[Work to complete]
Nothing should be left out: output all of the entries exactly.

··· The data

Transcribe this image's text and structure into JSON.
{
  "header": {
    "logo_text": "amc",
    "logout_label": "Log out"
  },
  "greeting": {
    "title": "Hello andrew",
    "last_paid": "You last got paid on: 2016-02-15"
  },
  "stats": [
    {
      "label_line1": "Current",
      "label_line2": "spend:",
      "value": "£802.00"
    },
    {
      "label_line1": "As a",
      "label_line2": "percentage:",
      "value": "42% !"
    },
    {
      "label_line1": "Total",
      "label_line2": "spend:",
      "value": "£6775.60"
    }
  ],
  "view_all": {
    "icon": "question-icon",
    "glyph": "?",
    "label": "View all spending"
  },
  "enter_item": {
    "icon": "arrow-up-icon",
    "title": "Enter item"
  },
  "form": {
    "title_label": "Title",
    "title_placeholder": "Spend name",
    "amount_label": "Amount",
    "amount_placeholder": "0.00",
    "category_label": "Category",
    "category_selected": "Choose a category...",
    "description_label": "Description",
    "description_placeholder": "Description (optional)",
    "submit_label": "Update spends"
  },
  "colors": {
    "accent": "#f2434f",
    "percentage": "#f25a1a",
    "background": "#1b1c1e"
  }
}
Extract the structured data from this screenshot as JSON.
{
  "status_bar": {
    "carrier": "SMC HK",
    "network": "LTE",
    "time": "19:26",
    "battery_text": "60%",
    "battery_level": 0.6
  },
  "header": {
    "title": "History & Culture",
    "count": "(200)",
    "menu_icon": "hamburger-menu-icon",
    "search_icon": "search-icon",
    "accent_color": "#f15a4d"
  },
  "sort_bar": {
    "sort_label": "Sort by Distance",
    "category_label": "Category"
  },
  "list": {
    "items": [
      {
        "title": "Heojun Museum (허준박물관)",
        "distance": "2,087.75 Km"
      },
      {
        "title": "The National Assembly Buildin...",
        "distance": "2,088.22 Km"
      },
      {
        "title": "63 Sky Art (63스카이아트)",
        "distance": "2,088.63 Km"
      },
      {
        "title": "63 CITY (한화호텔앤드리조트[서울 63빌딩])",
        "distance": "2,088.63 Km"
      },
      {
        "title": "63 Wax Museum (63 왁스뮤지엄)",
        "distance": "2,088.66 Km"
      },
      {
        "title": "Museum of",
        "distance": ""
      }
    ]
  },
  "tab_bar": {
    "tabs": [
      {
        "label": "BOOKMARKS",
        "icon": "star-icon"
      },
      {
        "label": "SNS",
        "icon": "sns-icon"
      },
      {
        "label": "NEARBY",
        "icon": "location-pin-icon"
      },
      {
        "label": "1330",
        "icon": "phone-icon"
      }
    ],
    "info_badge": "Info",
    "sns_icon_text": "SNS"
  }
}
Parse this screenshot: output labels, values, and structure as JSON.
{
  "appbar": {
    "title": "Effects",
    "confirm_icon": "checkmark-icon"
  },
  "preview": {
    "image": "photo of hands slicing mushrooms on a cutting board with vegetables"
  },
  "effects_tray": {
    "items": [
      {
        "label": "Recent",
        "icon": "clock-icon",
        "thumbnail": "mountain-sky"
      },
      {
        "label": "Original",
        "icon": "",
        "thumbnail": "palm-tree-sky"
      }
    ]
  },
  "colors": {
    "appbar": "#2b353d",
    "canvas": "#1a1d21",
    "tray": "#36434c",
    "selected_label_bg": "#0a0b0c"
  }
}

······

[Result of this task]
Transcribe this image's text and structure into JSON.
{
  "header": {
    "logo_text": "amc",
    "logout_label": "Log out"
  },
  "greeting": {
    "title": "Hello andrew",
    "last_paid": "You last got paid on: 2016-02-15"
  },
  "stats": [
    {
      "label_line1": "Current",
      "label_line2": "spend:",
      "value": "£802.00"
    },
    {
      "label_line1": "As a",
      "label_line2": "percentage:",
      "value": "42% !"
    },
    {
      "label_line1": "Total",
      "label_line2": "spend:",
      "value": "£6775.60"
    }
  ],
  "view_all": {
    "icon": "question-icon",
    "glyph": "?",
    "label": "View all spending"
  },
  "enter_item": {
    "icon": "arrow-up-icon",
    "title": "Enter item"
  },
  "form": {
    "title_label": "Title",
    "title_placeholder": "Spend name",
    "amount_label": "Amount",
    "amount_placeholder": "0.00",
    "category_label": "Category",
    "category_selected": "Choose a category...",
    "description_label": "Description",
    "description_placeholder": "Description (optional)",
    "submit_label": "Update spends"
  },
  "colors": {
    "accent": "#f2434f",
    "percentage": "#f25a1a",
    "background": "#1b1c1e"
  }
}
Extract the structured data from this screenshot as JSON.
{
  "status_bar": {
    "carrier": "SMC HK",
    "network": "LTE",
    "time": "19:26",
    "battery_text": "60%",
    "battery_level": 0.6
  },
  "header": {
    "title": "History & Culture",
    "count": "(200)",
    "menu_icon": "hamburger-menu-icon",
    "search_icon": "search-icon",
    "accent_color": "#f15a4d"
  },
  "sort_bar": {
    "sort_label": "Sort by Distance",
    "category_label": "Category"
  },
  "list": {
    "items": [
      {
        "title": "Heojun Museum (허준박물관)",
        "distance": "2,087.75 Km"
      },
      {
        "title": "The National Assembly Buildin...",
        "distance": "2,088.22 Km"
      },
      {
        "title": "63 Sky Art (63스카이아트)",
        "distance": "2,088.63 Km"
      },
      {
        "title": "63 CITY (한화호텔앤드리조트[서울 63빌딩])",
        "distance": "2,088.63 Km"
      },
      {
        "title": "63 Wax Museum (63 왁스뮤지엄)",
        "distance": "2,088.66 Km"
      },
      {
        "title": "Museum of",
        "distance": ""
      }
    ]
  },
  "tab_bar": {
    "tabs": [
      {
        "label": "BOOKMARKS",
        "icon": "star-icon"
      },
      {
        "label": "SNS",
        "icon": "sns-icon"
      },
      {
        "label": "NEARBY",
        "icon": "location-pin-icon"
      },
      {
        "label": "1330",
        "icon": "phone-icon"
      }
    ],
    "info_badge": "Info",
    "sns_icon_text": "SNS"
  }
}
Parse this screenshot: output labels, values, and structure as JSON.
{
  "appbar": {
    "title": "Effects",
    "confirm_icon": "checkmark-icon"
  },
  "preview": {
    "image": "photo of hands slicing mushrooms on a cutting board with vegetables"
  },
  "effects_tray": {
    "items": [
      {
        "label": "Recent",
        "icon": "clock-icon",
        "thumbnail": "mountain-sky"
      },
      {
        "label": "Original",
        "icon": "",
        "thumbnail": "palm-tree-sky"
      }
    ]
  },
  "colors": {
    "appbar": "#2b353d",
    "canvas": "#1a1d21",
    "tray": "#36434c",
    "selected_label_bg": "#0a0b0c"
  }
}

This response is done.